» **Instructions to follow**: Make an exact copy of all the records.

» **Input rows**:
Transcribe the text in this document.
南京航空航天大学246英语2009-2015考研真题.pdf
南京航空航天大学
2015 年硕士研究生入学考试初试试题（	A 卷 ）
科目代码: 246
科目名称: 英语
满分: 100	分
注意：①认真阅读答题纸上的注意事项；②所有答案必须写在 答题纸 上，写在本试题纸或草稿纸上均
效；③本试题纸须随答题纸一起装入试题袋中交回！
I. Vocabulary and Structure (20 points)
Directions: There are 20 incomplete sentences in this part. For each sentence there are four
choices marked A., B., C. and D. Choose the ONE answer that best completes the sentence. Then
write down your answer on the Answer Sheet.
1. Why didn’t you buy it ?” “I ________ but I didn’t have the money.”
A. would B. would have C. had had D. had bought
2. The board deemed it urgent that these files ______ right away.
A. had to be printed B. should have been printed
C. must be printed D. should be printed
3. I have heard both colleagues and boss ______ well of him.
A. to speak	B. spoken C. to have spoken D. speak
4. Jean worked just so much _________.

» **Task solution**:
Transcribe the text in this document.
南京航空航天大学246英语2009-2015考研真题.pdf
南京航空航天大学
2015 年硕士研究生入学考试初试试题（	A 卷 ）
科目代码: 246
科目名称: 英语
满分: 100	分
注意：①认真阅读答题纸上的注意事项；②所有答案必须写在 答题纸 上，写在本试题纸或草稿纸上均
效；③本试题纸须随答题纸一起装入试题袋中交回！
I. Vocabulary and Structure (20 points)
Directions: There are 20 incomplete sentences in this part. For each sentence there are four
choices marked A., B., C. and D. Choose the ONE answer that best completes the sentence. Then
write down your answer on the Answer Sheet.
1. Why didn’t you buy it ?” “I ________ but I didn’t have the money.”
A. would B. would have C. had had D. had bought
2. The board deemed it urgent that these files ______ right away.
A. had to be printed B. should have been printed
C. must be printed D. should be printed
3. I have heard both colleagues and boss ______ well of him.
A. to speak	B. spoken C. to have spoken D. speak
4. Jean worked just so much _________.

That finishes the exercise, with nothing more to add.